"""

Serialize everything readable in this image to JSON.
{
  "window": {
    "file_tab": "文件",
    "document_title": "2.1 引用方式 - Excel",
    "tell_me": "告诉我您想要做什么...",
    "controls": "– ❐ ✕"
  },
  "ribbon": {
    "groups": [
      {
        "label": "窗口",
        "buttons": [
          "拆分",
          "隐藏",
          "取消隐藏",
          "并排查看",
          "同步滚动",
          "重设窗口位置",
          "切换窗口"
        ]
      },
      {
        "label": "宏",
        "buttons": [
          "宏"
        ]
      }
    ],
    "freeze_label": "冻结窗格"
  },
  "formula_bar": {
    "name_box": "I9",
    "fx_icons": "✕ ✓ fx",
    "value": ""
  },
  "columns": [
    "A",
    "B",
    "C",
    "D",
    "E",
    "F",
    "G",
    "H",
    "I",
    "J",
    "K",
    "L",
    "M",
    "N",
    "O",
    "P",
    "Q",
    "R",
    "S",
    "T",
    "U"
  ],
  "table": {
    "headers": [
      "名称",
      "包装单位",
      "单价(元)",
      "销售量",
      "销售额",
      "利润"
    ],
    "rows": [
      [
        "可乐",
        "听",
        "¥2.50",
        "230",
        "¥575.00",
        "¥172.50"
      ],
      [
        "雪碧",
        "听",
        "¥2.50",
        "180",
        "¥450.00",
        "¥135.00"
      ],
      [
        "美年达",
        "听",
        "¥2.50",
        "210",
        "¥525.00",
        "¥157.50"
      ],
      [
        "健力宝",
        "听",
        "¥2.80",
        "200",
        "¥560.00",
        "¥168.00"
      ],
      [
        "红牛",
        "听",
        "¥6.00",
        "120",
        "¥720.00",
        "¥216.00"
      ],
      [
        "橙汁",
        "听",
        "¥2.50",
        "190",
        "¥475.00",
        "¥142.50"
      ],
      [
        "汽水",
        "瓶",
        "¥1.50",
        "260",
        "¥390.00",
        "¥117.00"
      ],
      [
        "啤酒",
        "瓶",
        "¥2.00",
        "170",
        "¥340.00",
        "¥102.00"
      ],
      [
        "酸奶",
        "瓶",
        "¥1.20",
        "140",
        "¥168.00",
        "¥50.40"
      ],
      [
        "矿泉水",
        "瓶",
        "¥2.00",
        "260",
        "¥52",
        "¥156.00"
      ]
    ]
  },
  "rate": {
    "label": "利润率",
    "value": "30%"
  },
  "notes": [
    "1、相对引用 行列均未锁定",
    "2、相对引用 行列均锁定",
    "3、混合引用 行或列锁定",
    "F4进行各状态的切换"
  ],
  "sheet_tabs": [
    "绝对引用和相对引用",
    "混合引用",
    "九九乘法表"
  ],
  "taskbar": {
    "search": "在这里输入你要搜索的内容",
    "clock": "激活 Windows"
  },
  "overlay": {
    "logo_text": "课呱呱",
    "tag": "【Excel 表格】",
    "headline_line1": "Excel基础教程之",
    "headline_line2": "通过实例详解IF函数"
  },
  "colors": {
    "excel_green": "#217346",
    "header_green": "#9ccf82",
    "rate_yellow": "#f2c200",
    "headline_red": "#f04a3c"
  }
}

"""

From the listing above, reproduce all the lines exactly.

Serialize everything readable in this image to JSON.
{
  "window": {
    "file_tab": "文件",
    "document_title": "2.1 引用方式 - Excel",
    "tell_me": "告诉我您想要做什么...",
    "controls": "– ❐ ✕"
  },
  "ribbon": {
    "groups": [
      {
        "label": "窗口",
        "buttons": [
          "拆分",
          "隐藏",
          "取消隐藏",
          "并排查看",
          "同步滚动",
          "重设窗口位置",
          "切换窗口"
        ]
      },
      {
        "label": "宏",
        "buttons": [
          "宏"
        ]
      }
    ],
    "freeze_label": "冻结窗格"
  },
  "formula_bar": {
    "name_box": "I9",
    "fx_icons": "✕ ✓ fx",
    "value": ""
  },
  "columns": [
    "A",
    "B",
    "C",
    "D",
    "E",
    "F",
    "G",
    "H",
    "I",
    "J",
    "K",
    "L",
    "M",
    "N",
    "O",
    "P",
    "Q",
    "R",
    "S",
    "T",
    "U"
  ],
  "table": {
    "headers": [
      "名称",
      "包装单位",
      "单价(元)",
      "销售量",
      "销售额",
      "利润"
    ],
    "rows": [
      [
        "可乐",
        "听",
        "¥2.50",
        "230",
        "¥575.00",
        "¥172.50"
      ],
      [
        "雪碧",
        "听",
        "¥2.50",
        "180",
        "¥450.00",
        "¥135.00"
      ],
      [
        "美年达",
        "听",
        "¥2.50",
        "210",
        "¥525.00",
        "¥157.50"
      ],
      [
        "健力宝",
        "听",
        "¥2.80",
        "200",
        "¥560.00",
        "¥168.00"
      ],
      [
        "红牛",
        "听",
        "¥6.00",
        "120",
        "¥720.00",
        "¥216.00"
      ],
      [
        "橙汁",
        "听",
        "¥2.50",
        "190",
        "¥475.00",
        "¥142.50"
      ],
      [
        "汽水",
        "瓶",
        "¥1.50",
        "260",
        "¥390.00",
        "¥117.00"
      ],
      [
        "啤酒",
        "瓶",
        "¥2.00",
        "170",
        "¥340.00",
        "¥102.00"
      ],
      [
        "酸奶",
        "瓶",
        "¥1.20",
        "140",
        "¥168.00",
        "¥50.40"
      ],
      [
        "矿泉水",
        "瓶",
        "¥2.00",
        "260",
        "¥52",
        "¥156.00"
      ]
    ]
  },
  "rate": {
    "label": "利润率",
    "value": "30%"
  },
  "notes": [
    "1、相对引用 行列均未锁定",
    "2、相对引用 行列均锁定",
    "3、混合引用 行或列锁定",
    "F4进行各状态的切换"
  ],
  "sheet_tabs": [
    "绝对引用和相对引用",
    "混合引用",
    "九九乘法表"
  ],
  "taskbar": {
    "search": "在这里输入你要搜索的内容",
    "clock": "激活 Windows"
  },
  "overlay": {
    "logo_text": "课呱呱",
    "tag": "【Excel 表格】",
    "headline_line1": "Excel基础教程之",
    "headline_line2": "通过实例详解IF函数"
  },
  "colors": {
    "excel_green": "#217346",
    "header_green": "#9ccf82",
    "rate_yellow": "#f2c200",
    "headline_red": "#f04a3c"
  }
}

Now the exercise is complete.